Data for this exercise:
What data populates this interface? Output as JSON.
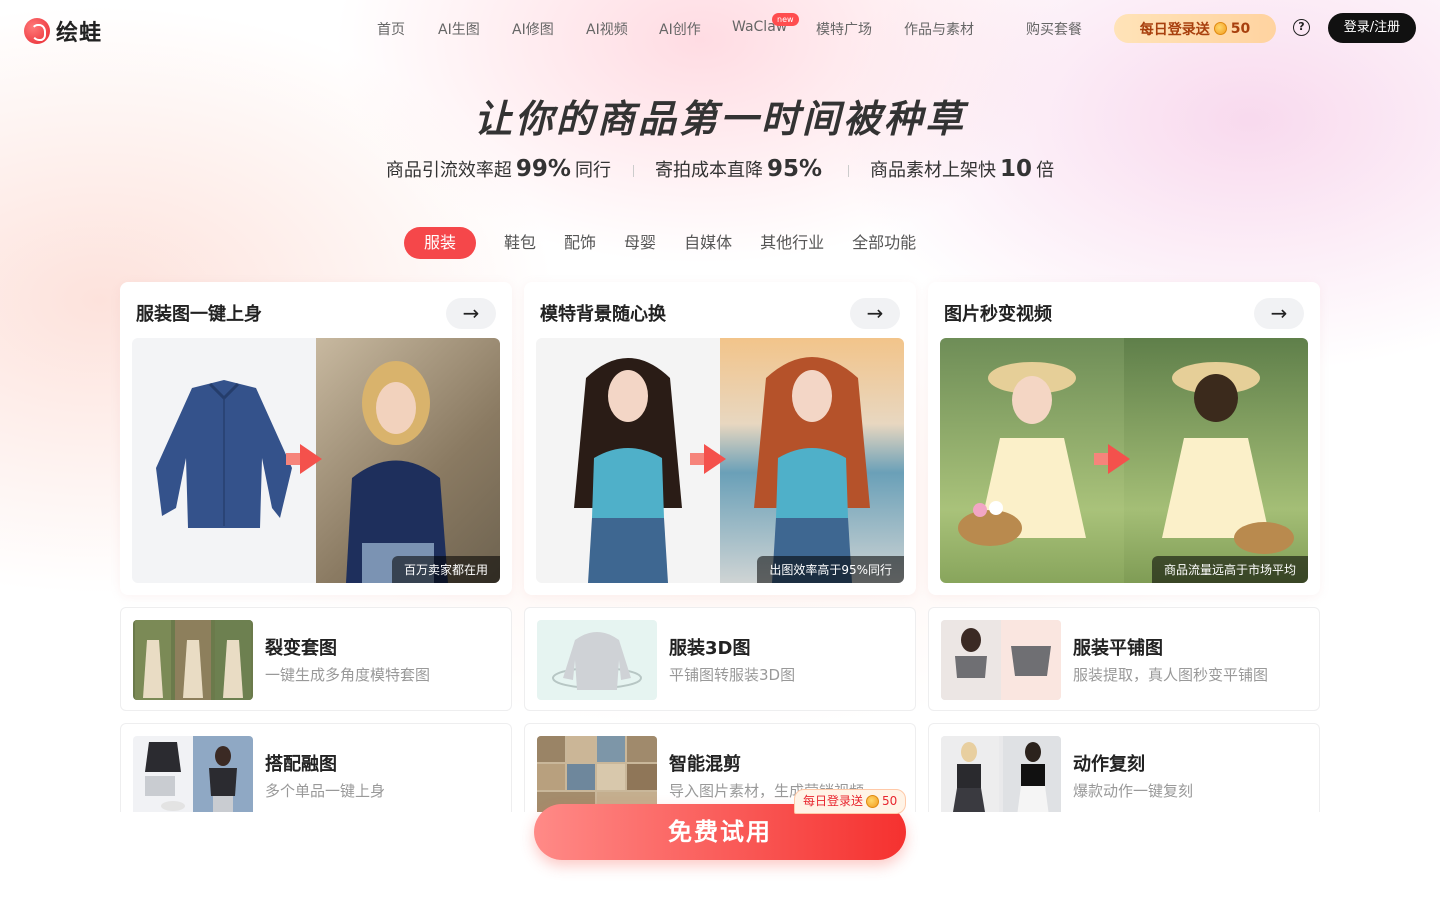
{
  "app": {
    "name": "绘蛙"
  },
  "nav": {
    "items": [
      "首页",
      "AI生图",
      "AI修图",
      "AI视频",
      "AI创作",
      "WaClaw",
      "模特广场",
      "作品与素材",
      "购买套餐"
    ],
    "new_badge": "new",
    "daily_login": {
      "label": "每日登录送",
      "amount": "50"
    },
    "help": "?",
    "login": "登录/注册"
  },
  "hero": {
    "title": "让你的商品第一时间被种草",
    "stats": [
      {
        "pre": "商品引流效率超",
        "num": "99%",
        "post": "同行"
      },
      {
        "pre": "寄拍成本直降",
        "num": "95%",
        "post": ""
      },
      {
        "pre": "商品素材上架快",
        "num": "10",
        "post": "倍"
      }
    ]
  },
  "tabs": [
    "服装",
    "鞋包",
    "配饰",
    "母婴",
    "自媒体",
    "其他行业",
    "全部功能"
  ],
  "active_tab": "服装",
  "feature_cards": [
    {
      "title": "服装图一键上身",
      "caption": "百万卖家都在用"
    },
    {
      "title": "模特背景随心换",
      "caption": "出图效率高于95%同行"
    },
    {
      "title": "图片秒变视频",
      "caption": "商品流量远高于市场平均"
    }
  ],
  "items": [
    {
      "title": "裂变套图",
      "desc": "一键生成多角度模特套图"
    },
    {
      "title": "服装3D图",
      "desc": "平铺图转服装3D图"
    },
    {
      "title": "服装平铺图",
      "desc": "服装提取，真人图秒变平铺图"
    },
    {
      "title": "搭配融图",
      "desc": "多个单品一键上身"
    },
    {
      "title": "智能混剪",
      "desc": "导入图片素材，生成营销视频"
    },
    {
      "title": "动作复刻",
      "desc": "爆款动作一键复刻"
    }
  ],
  "cta": {
    "label": "免费试用",
    "badge_label": "每日登录送",
    "badge_amount": "50"
  },
  "colors": {
    "accent": "#f5474a",
    "dark": "#111111",
    "gold": "#a8400e"
  }
}
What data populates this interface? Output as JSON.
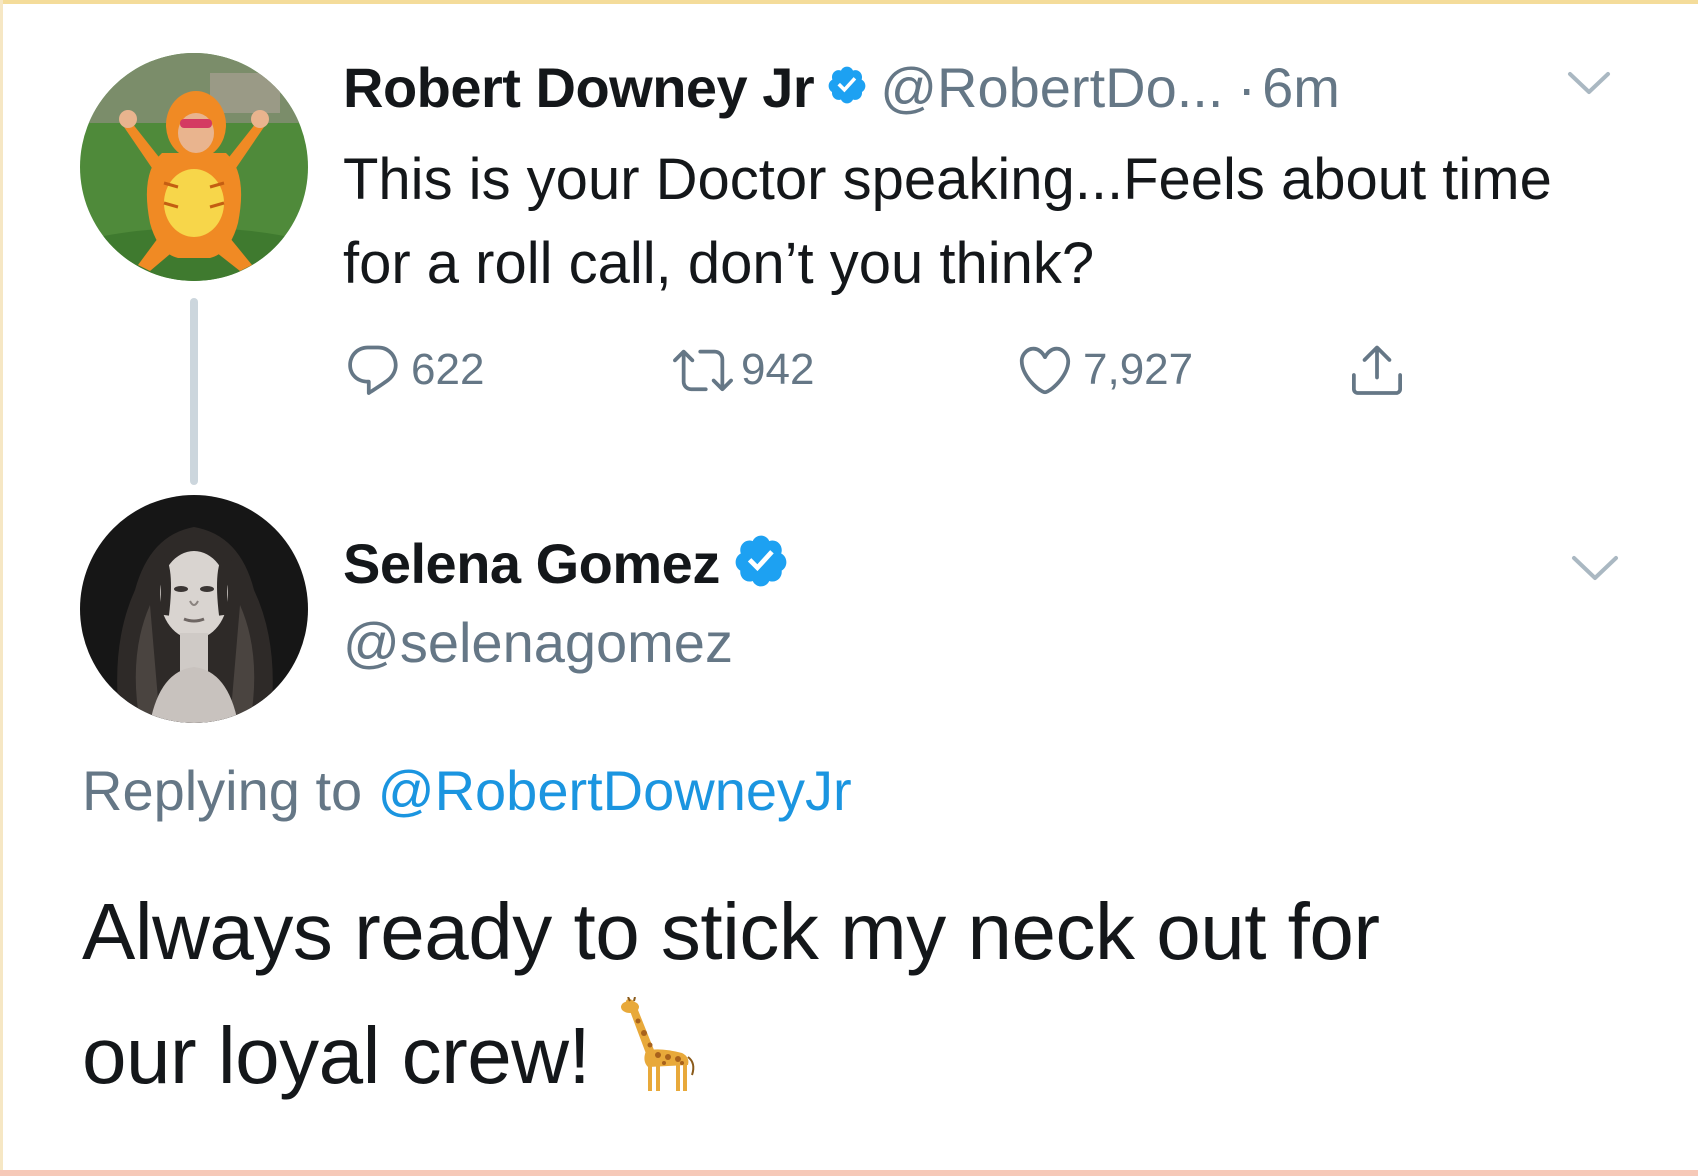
{
  "tweet1": {
    "display_name": "Robert Downey Jr",
    "handle": "@RobertDo...",
    "separator": "·",
    "time": "6m",
    "text": "This is your Doctor speaking...Feels about time for a roll call, don’t you think?",
    "stats": {
      "replies": "622",
      "retweets": "942",
      "likes": "7,927"
    },
    "verified": true
  },
  "tweet2": {
    "display_name": "Selena Gomez",
    "handle": "@selenagomez",
    "reply_prefix": "Replying to",
    "reply_mention": "@RobertDowneyJr",
    "text_line1": "Always ready to stick my neck out for",
    "text_line2": "our loyal crew!",
    "emoji": "giraffe-icon",
    "verified": true
  },
  "colors": {
    "primary_text": "#14171a",
    "secondary_text": "#657786",
    "link": "#1b95e0",
    "verified_blue": "#1da1f2",
    "thread_line": "#ccd6dd"
  },
  "icons": {
    "reply": "reply-icon",
    "retweet": "retweet-icon",
    "like": "heart-icon",
    "share": "share-icon",
    "menu": "chevron-down-icon"
  }
}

Aim of the exercise: Show the lines of the data that hold the word "desc".

Solution to the exercise:
      "desc": "一键生成多角度模特套图"
      "desc": "平铺图转服装3D图"
      "desc": "服装提取，真人图秒变平铺图"
      "desc": "多个单品一键上身"
      "desc": "导入图片素材，生成营销视频"
      "desc": "爆款动作一键复刻"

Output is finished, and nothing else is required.